- _THE TASK_:
Quote the records below in full, exactly as given, with the images taken out.

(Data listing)
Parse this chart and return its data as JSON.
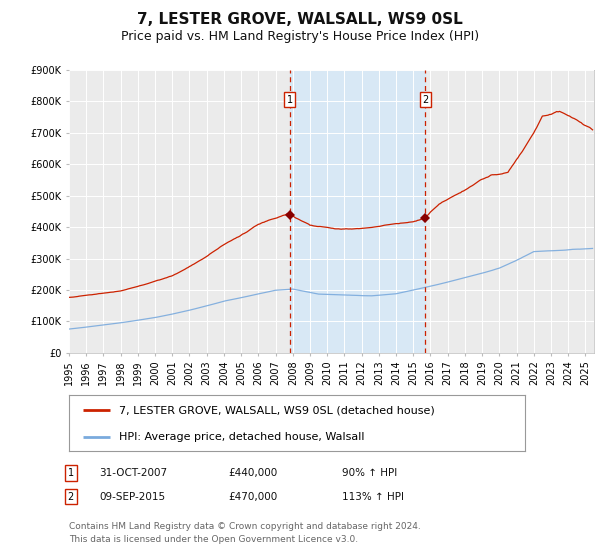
{
  "title": "7, LESTER GROVE, WALSALL, WS9 0SL",
  "subtitle": "Price paid vs. HM Land Registry's House Price Index (HPI)",
  "background_color": "#ffffff",
  "plot_bg_color": "#ebebeb",
  "hpi_line_color": "#7aaadd",
  "price_line_color": "#cc2200",
  "shade_color": "#d8e8f5",
  "marker_color": "#880000",
  "dashed_line_color": "#cc2200",
  "transaction1": {
    "date_num": 2007.83,
    "price": 440000,
    "label": "1",
    "date_str": "31-OCT-2007",
    "pct": "90%"
  },
  "transaction2": {
    "date_num": 2015.69,
    "price": 470000,
    "label": "2",
    "date_str": "09-SEP-2015",
    "pct": "113%"
  },
  "xmin": 1995.0,
  "xmax": 2025.5,
  "ymin": 0,
  "ymax": 900000,
  "yticks": [
    0,
    100000,
    200000,
    300000,
    400000,
    500000,
    600000,
    700000,
    800000,
    900000
  ],
  "ytick_labels": [
    "£0",
    "£100K",
    "£200K",
    "£300K",
    "£400K",
    "£500K",
    "£600K",
    "£700K",
    "£800K",
    "£900K"
  ],
  "xticks": [
    1995,
    1996,
    1997,
    1998,
    1999,
    2000,
    2001,
    2002,
    2003,
    2004,
    2005,
    2006,
    2007,
    2008,
    2009,
    2010,
    2011,
    2012,
    2013,
    2014,
    2015,
    2016,
    2017,
    2018,
    2019,
    2020,
    2021,
    2022,
    2023,
    2024,
    2025
  ],
  "legend_label_price": "7, LESTER GROVE, WALSALL, WS9 0SL (detached house)",
  "legend_label_hpi": "HPI: Average price, detached house, Walsall",
  "footnote": "Contains HM Land Registry data © Crown copyright and database right 2024.\nThis data is licensed under the Open Government Licence v3.0.",
  "title_fontsize": 11,
  "subtitle_fontsize": 9,
  "tick_fontsize": 7,
  "legend_fontsize": 8,
  "footnote_fontsize": 6.5
}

- _EXERCISE RESULT_:
Parse this chart and return its data as JSON.
{
  "title": "7, LESTER GROVE, WALSALL, WS9 0SL",
  "subtitle": "Price paid vs. HM Land Registry's House Price Index (HPI)",
  "background_color": "#ffffff",
  "plot_bg_color": "#ebebeb",
  "hpi_line_color": "#7aaadd",
  "price_line_color": "#cc2200",
  "shade_color": "#d8e8f5",
  "marker_color": "#880000",
  "dashed_line_color": "#cc2200",
  "transaction1": {
    "date_num": 2007.83,
    "price": 440000,
    "label": "1",
    "date_str": "31-OCT-2007",
    "pct": "90%"
  },
  "transaction2": {
    "date_num": 2015.69,
    "price": 470000,
    "label": "2",
    "date_str": "09-SEP-2015",
    "pct": "113%"
  },
  "xmin": 1995.0,
  "xmax": 2025.5,
  "ymin": 0,
  "ymax": 900000,
  "yticks": [
    0,
    100000,
    200000,
    300000,
    400000,
    500000,
    600000,
    700000,
    800000,
    900000
  ],
  "ytick_labels": [
    "£0",
    "£100K",
    "£200K",
    "£300K",
    "£400K",
    "£500K",
    "£600K",
    "£700K",
    "£800K",
    "£900K"
  ],
  "xticks": [
    1995,
    1996,
    1997,
    1998,
    1999,
    2000,
    2001,
    2002,
    2003,
    2004,
    2005,
    2006,
    2007,
    2008,
    2009,
    2010,
    2011,
    2012,
    2013,
    2014,
    2015,
    2016,
    2017,
    2018,
    2019,
    2020,
    2021,
    2022,
    2023,
    2024,
    2025
  ],
  "legend_label_price": "7, LESTER GROVE, WALSALL, WS9 0SL (detached house)",
  "legend_label_hpi": "HPI: Average price, detached house, Walsall",
  "footnote": "Contains HM Land Registry data © Crown copyright and database right 2024.\nThis data is licensed under the Open Government Licence v3.0.",
  "title_fontsize": 11,
  "subtitle_fontsize": 9,
  "tick_fontsize": 7,
  "legend_fontsize": 8,
  "footnote_fontsize": 6.5
}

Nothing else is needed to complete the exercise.